**Exercise requirements**
Can you extend the article on the 1997–1999 Jerusalem stabbings, picking up after its last sentence?

*** Opening Page text ***

- Location: Jerusalem
- Date: 30 November 1997 – 13 January 1999
- Attack type: Mass stabbing
- Deaths: 2–3
- Injured: 7-8

= 1997–1999 Jerusalem stabbings =

Terrorist incident in Jerusalem

The 1997–99 Jerusalem stabbings were a series of murders and attempted murders in Jerusalem which primarily took place in and around the neighborhood of Mea She'arim.

The grandson of one of the victims, Khairi Alqam, who was named after his grandfather, was responsible for the 2023 East Jerusalem synagogue shooting.

==Description==
The first stabbing occurred in November 1997. The stabbings all took place under similar circumstances; all were either at work or on the way to their workplace. Two of the victims died as a result of the stabbing, while the others were injured to varying degrees of severity.

Jerusalem police concluded that it was a series of "systematic stabbings" by an ultra-orthodox Jew with nationalistic and anti-Palestinian motives.

*** Closing Page text ***
*** Opening Recorded data ***

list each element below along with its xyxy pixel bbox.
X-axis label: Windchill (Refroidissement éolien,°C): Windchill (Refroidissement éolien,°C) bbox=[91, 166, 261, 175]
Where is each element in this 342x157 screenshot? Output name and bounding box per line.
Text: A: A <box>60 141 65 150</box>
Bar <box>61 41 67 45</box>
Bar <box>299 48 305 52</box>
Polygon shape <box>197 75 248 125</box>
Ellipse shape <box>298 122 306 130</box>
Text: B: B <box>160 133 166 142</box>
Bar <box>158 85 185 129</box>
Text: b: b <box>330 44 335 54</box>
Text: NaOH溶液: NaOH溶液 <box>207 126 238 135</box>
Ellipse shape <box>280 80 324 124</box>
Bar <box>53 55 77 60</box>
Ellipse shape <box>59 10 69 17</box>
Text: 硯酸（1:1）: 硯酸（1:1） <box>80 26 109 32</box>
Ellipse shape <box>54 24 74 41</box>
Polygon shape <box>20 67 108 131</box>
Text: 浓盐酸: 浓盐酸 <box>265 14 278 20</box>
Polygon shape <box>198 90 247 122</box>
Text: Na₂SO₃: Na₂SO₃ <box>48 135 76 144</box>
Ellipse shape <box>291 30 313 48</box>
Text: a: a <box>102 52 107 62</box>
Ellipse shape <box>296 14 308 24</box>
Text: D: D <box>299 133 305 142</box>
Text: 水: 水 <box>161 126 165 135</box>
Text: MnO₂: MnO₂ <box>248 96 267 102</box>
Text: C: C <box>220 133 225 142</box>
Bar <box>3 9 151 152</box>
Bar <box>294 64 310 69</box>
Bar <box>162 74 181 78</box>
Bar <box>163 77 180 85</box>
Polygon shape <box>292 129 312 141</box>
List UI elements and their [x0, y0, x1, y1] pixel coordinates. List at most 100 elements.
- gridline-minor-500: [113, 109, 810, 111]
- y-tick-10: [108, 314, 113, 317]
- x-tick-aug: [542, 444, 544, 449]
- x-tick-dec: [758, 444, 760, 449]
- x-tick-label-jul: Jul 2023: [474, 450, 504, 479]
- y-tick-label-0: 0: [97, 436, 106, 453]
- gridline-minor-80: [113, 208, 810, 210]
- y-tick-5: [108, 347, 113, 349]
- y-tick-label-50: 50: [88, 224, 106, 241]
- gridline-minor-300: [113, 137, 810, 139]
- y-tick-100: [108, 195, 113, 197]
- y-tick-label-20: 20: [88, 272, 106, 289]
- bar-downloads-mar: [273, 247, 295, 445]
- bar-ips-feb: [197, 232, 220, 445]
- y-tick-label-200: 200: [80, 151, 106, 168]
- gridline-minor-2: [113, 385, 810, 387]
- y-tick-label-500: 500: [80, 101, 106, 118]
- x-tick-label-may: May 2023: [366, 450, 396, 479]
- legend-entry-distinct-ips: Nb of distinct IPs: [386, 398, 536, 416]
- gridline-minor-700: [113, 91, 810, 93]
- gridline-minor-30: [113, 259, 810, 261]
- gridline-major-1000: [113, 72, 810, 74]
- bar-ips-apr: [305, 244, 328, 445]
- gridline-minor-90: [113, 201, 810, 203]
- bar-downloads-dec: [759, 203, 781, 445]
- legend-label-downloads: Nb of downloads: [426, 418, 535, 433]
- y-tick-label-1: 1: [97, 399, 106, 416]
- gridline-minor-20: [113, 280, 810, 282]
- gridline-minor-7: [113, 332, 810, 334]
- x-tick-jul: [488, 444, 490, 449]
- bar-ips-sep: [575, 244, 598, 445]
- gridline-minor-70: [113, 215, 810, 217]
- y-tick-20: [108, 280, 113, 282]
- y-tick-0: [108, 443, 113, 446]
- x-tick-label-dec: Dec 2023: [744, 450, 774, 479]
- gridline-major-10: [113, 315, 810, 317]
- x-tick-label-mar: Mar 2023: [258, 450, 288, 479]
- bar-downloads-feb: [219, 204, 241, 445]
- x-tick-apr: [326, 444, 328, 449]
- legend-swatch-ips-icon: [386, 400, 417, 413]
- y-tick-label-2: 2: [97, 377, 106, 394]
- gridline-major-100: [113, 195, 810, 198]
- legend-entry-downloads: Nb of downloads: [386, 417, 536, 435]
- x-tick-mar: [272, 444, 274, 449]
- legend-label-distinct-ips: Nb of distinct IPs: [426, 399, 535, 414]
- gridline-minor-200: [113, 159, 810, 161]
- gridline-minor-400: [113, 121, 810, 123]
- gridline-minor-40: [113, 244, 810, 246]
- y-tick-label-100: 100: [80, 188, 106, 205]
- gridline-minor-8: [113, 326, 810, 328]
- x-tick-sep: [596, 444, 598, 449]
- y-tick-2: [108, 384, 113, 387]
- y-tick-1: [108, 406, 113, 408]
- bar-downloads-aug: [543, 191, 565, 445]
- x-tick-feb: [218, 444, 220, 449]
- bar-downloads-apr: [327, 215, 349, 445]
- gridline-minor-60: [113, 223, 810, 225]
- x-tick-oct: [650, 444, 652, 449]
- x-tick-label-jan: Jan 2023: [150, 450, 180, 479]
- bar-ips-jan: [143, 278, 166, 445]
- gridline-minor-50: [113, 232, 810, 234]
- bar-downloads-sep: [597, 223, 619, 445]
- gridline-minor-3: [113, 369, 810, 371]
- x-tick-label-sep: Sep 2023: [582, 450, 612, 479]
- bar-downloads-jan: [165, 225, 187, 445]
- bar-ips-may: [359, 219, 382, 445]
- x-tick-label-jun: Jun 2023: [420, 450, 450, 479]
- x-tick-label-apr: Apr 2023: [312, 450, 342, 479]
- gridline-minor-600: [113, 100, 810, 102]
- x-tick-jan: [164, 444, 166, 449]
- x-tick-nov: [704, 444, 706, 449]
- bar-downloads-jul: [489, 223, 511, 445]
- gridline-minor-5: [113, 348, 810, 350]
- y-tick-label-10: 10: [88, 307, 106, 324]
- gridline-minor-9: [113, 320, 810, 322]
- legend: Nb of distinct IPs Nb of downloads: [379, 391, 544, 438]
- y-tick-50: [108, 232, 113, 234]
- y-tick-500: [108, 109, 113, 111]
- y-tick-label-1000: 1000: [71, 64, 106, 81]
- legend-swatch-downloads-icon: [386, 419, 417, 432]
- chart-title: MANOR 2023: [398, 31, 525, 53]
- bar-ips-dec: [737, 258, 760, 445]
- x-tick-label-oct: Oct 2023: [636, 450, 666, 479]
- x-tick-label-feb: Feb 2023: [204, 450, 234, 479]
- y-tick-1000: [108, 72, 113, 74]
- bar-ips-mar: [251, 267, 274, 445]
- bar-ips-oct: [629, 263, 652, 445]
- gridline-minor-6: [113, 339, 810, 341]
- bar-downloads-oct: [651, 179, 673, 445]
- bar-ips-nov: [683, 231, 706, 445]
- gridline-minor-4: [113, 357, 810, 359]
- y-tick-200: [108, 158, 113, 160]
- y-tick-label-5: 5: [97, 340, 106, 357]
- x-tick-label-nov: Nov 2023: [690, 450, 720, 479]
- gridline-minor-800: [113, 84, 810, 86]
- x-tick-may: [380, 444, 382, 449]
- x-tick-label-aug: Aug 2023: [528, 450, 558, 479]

*** Closing Recorded data ***

**Answer for this exercise**
The following 10 attacks were all believed to be connected to the "serial stabber" by the Jerusalem police:

- 30 Nov 1997: A Palestinian was stabbed and lightly wounded at the corner of Shmuel HaNavi Street and Shimon Hatzadik.
- 17 Feb 1998: Hamzeh Obeidieh, a 14-year-old Palestinian boy from Shuafat, a worker in a local grocery store, was stabbed and lightly wounded on Mea Shearim's Batei Warsaw Street.
- 10 March 1998: Nasser Bsharat, a 17-year-old Palestinian boy from Jaba', also a grocery store employee, was stabbed and moderately wounded on Reishit Khokhma Street.
- 12 March 1998: Hassan Ka'abneh, a 35-year-old Palestinian man, was stabbed and moderately to severely wounded in Mea Shearim.
- 29 April 1998: Wael Sawahri, a Jordanian-Palestinian visiting his family in East Jerusalem, was stabbed and lightly wounded. Sawahri had just left Bikur Cholim Hospital and was stabbed from behind while walking on Mea She'arim Street.
- 7 May 1998: Nashed Salah, a 38-year-old Palestinian baker, was stabbed at 5 am while walking to work at a bread distributor on Beit Yisrael Street. The knife found by the police bore the name of a Jew who had been killed in the wider conflict. Salah was able to give the police a description of his attacker. Some sources say that Salah died from his wounds, others do not.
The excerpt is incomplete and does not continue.